## Aim of the task
All of the records below should be output exactly.

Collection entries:
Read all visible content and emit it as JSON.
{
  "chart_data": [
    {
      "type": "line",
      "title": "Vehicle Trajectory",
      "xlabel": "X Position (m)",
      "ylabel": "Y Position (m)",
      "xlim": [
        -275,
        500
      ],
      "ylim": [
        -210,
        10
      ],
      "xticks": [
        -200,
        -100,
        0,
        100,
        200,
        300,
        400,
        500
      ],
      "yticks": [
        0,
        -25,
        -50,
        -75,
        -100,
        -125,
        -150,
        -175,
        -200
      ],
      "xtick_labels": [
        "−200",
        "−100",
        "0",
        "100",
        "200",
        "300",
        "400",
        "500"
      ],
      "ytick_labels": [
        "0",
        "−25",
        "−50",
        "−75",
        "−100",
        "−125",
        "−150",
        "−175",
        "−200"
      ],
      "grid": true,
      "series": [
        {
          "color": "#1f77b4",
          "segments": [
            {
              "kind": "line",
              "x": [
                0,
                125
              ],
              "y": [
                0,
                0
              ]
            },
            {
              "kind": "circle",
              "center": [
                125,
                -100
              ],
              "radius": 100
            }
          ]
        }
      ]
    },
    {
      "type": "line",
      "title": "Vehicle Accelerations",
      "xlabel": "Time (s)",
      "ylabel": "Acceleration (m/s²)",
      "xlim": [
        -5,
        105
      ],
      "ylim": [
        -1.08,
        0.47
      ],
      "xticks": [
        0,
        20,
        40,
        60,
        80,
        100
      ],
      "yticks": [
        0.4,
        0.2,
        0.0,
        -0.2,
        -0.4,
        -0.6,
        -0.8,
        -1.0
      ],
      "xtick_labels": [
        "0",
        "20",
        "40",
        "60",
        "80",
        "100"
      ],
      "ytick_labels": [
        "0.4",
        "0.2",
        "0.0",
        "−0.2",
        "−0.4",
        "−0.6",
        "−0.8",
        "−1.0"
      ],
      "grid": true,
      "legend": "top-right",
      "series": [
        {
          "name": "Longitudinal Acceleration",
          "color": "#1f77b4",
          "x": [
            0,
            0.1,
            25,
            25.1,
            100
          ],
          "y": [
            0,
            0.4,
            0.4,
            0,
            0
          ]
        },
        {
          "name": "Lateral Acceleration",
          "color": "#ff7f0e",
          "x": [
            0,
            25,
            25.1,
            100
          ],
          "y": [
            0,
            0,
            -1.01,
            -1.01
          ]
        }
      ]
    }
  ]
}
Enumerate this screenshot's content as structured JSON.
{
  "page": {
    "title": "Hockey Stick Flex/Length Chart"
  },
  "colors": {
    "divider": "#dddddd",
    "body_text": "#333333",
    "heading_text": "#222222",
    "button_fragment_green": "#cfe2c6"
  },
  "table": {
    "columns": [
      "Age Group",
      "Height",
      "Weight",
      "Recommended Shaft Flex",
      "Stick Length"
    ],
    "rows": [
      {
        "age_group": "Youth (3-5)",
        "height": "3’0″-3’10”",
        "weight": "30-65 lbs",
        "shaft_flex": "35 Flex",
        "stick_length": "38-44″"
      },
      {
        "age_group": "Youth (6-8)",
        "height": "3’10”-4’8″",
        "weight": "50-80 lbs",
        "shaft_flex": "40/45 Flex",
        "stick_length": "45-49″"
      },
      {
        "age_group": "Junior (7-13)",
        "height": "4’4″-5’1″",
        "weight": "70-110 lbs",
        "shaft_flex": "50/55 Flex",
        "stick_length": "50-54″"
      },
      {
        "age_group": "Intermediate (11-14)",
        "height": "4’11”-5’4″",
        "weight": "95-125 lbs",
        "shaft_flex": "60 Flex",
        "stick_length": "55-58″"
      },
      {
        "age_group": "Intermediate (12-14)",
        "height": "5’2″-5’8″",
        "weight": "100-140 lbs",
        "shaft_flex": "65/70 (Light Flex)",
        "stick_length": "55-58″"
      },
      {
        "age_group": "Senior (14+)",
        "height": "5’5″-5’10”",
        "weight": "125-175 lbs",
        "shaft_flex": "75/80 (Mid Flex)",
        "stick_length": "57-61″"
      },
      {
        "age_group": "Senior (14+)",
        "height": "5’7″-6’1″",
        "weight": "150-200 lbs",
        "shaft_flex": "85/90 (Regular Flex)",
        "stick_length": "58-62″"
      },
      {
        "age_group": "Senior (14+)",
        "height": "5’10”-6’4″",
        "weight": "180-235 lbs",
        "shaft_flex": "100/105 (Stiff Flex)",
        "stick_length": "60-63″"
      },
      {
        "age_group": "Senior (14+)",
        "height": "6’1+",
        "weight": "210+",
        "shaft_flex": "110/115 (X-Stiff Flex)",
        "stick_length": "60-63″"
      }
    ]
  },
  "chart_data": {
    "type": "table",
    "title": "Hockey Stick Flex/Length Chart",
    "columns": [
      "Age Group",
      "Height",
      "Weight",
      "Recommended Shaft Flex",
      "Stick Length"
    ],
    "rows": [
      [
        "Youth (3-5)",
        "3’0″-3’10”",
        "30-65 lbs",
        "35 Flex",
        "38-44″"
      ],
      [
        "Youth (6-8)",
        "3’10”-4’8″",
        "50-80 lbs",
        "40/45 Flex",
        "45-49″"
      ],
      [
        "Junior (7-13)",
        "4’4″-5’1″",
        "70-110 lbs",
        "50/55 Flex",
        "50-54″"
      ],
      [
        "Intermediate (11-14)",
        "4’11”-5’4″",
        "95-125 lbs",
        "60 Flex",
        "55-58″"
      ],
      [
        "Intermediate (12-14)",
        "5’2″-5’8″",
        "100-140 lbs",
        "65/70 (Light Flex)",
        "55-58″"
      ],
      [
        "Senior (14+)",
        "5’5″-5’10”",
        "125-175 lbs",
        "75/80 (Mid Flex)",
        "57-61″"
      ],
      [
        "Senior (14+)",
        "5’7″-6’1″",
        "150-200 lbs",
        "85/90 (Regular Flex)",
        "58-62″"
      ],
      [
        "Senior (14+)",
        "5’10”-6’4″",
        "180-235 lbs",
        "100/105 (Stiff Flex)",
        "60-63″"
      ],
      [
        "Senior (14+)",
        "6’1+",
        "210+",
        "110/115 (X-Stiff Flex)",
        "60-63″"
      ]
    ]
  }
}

## Correct output
Read all visible content and emit it as JSON.
{
  "chart_data": [
    {
      "type": "line",
      "title": "Vehicle Trajectory",
      "xlabel": "X Position (m)",
      "ylabel": "Y Position (m)",
      "xlim": [
        -275,
        500
      ],
      "ylim": [
        -210,
        10
      ],
      "xticks": [
        -200,
        -100,
        0,
        100,
        200,
        300,
        400,
        500
      ],
      "yticks": [
        0,
        -25,
        -50,
        -75,
        -100,
        -125,
        -150,
        -175,
        -200
      ],
      "xtick_labels": [
        "−200",
        "−100",
        "0",
        "100",
        "200",
        "300",
        "400",
        "500"
      ],
      "ytick_labels": [
        "0",
        "−25",
        "−50",
        "−75",
        "−100",
        "−125",
        "−150",
        "−175",
        "−200"
      ],
      "grid": true,
      "series": [
        {
          "color": "#1f77b4",
          "segments": [
            {
              "kind": "line",
              "x": [
                0,
                125
              ],
              "y": [
                0,
                0
              ]
            },
            {
              "kind": "circle",
              "center": [
                125,
                -100
              ],
              "radius": 100
            }
          ]
        }
      ]
    },
    {
      "type": "line",
      "title": "Vehicle Accelerations",
      "xlabel": "Time (s)",
      "ylabel": "Acceleration (m/s²)",
      "xlim": [
        -5,
        105
      ],
      "ylim": [
        -1.08,
        0.47
      ],
      "xticks": [
        0,
        20,
        40,
        60,
        80,
        100
      ],
      "yticks": [
        0.4,
        0.2,
        0.0,
        -0.2,
        -0.4,
        -0.6,
        -0.8,
        -1.0
      ],
      "xtick_labels": [
        "0",
        "20",
        "40",
        "60",
        "80",
        "100"
      ],
      "ytick_labels": [
        "0.4",
        "0.2",
        "0.0",
        "−0.2",
        "−0.4",
        "−0.6",
        "−0.8",
        "−1.0"
      ],
      "grid": true,
      "legend": "top-right",
      "series": [
        {
          "name": "Longitudinal Acceleration",
          "color": "#1f77b4",
          "x": [
            0,
            0.1,
            25,
            25.1,
            100
          ],
          "y": [
            0,
            0.4,
            0.4,
            0,
            0
          ]
        },
        {
          "name": "Lateral Acceleration",
          "color": "#ff7f0e",
          "x": [
            0,
            25,
            25.1,
            100
          ],
          "y": [
            0,
            0,
            -1.01,
            -1.01
          ]
        }
      ]
    }
  ]
}
Enumerate this screenshot's content as structured JSON.
{
  "page": {
    "title": "Hockey Stick Flex/Length Chart"
  },
  "colors": {
    "divider": "#dddddd",
    "body_text": "#333333",
    "heading_text": "#222222",
    "button_fragment_green": "#cfe2c6"
  },
  "table": {
    "columns": [
      "Age Group",
      "Height",
      "Weight",
      "Recommended Shaft Flex",
      "Stick Length"
    ],
    "rows": [
      {
        "age_group": "Youth (3-5)",
        "height": "3’0″-3’10”",
        "weight": "30-65 lbs",
        "shaft_flex": "35 Flex",
        "stick_length": "38-44″"
      },
      {
        "age_group": "Youth (6-8)",
        "height": "3’10”-4’8″",
        "weight": "50-80 lbs",
        "shaft_flex": "40/45 Flex",
        "stick_length": "45-49″"
      },
      {
        "age_group": "Junior (7-13)",
        "height": "4’4″-5’1″",
        "weight": "70-110 lbs",
        "shaft_flex": "50/55 Flex",
        "stick_length": "50-54″"
      },
      {
        "age_group": "Intermediate (11-14)",
        "height": "4’11”-5’4″",
        "weight": "95-125 lbs",
        "shaft_flex": "60 Flex",
        "stick_length": "55-58″"
      },
      {
        "age_group": "Intermediate (12-14)",
        "height": "5’2″-5’8″",
        "weight": "100-140 lbs",
        "shaft_flex": "65/70 (Light Flex)",
        "stick_length": "55-58″"
      },
      {
        "age_group": "Senior (14+)",
        "height": "5’5″-5’10”",
        "weight": "125-175 lbs",
        "shaft_flex": "75/80 (Mid Flex)",
        "stick_length": "57-61″"
      },
      {
        "age_group": "Senior (14+)",
        "height": "5’7″-6’1″",
        "weight": "150-200 lbs",
        "shaft_flex": "85/90 (Regular Flex)",
        "stick_length": "58-62″"
      },
      {
        "age_group": "Senior (14+)",
        "height": "5’10”-6’4″",
        "weight": "180-235 lbs",
        "shaft_flex": "100/105 (Stiff Flex)",
        "stick_length": "60-63″"
      },
      {
        "age_group": "Senior (14+)",
        "height": "6’1+",
        "weight": "210+",
        "shaft_flex": "110/115 (X-Stiff Flex)",
        "stick_length": "60-63″"
      }
    ]
  },
  "chart_data": {
    "type": "table",
    "title": "Hockey Stick Flex/Length Chart",
    "columns": [
      "Age Group",
      "Height",
      "Weight",
      "Recommended Shaft Flex",
      "Stick Length"
    ],
    "rows": [
      [
        "Youth (3-5)",
        "3’0″-3’10”",
        "30-65 lbs",
        "35 Flex",
        "38-44″"
      ],
      [
        "Youth (6-8)",
        "3’10”-4’8″",
        "50-80 lbs",
        "40/45 Flex",
        "45-49″"
      ],
      [
        "Junior (7-13)",
        "4’4″-5’1″",
        "70-110 lbs",
        "50/55 Flex",
        "50-54″"
      ],
      [
        "Intermediate (11-14)",
        "4’11”-5’4″",
        "95-125 lbs",
        "60 Flex",
        "55-58″"
      ],
      [
        "Intermediate (12-14)",
        "5’2″-5’8″",
        "100-140 lbs",
        "65/70 (Light Flex)",
        "55-58″"
      ],
      [
        "Senior (14+)",
        "5’5″-5’10”",
        "125-175 lbs",
        "75/80 (Mid Flex)",
        "57-61″"
      ],
      [
        "Senior (14+)",
        "5’7″-6’1″",
        "150-200 lbs",
        "85/90 (Regular Flex)",
        "58-62″"
      ],
      [
        "Senior (14+)",
        "5’10”-6’4″",
        "180-235 lbs",
        "100/105 (Stiff Flex)",
        "60-63″"
      ],
      [
        "Senior (14+)",
        "6’1+",
        "210+",
        "110/115 (X-Stiff Flex)",
        "60-63″"
      ]
    ]
  }
}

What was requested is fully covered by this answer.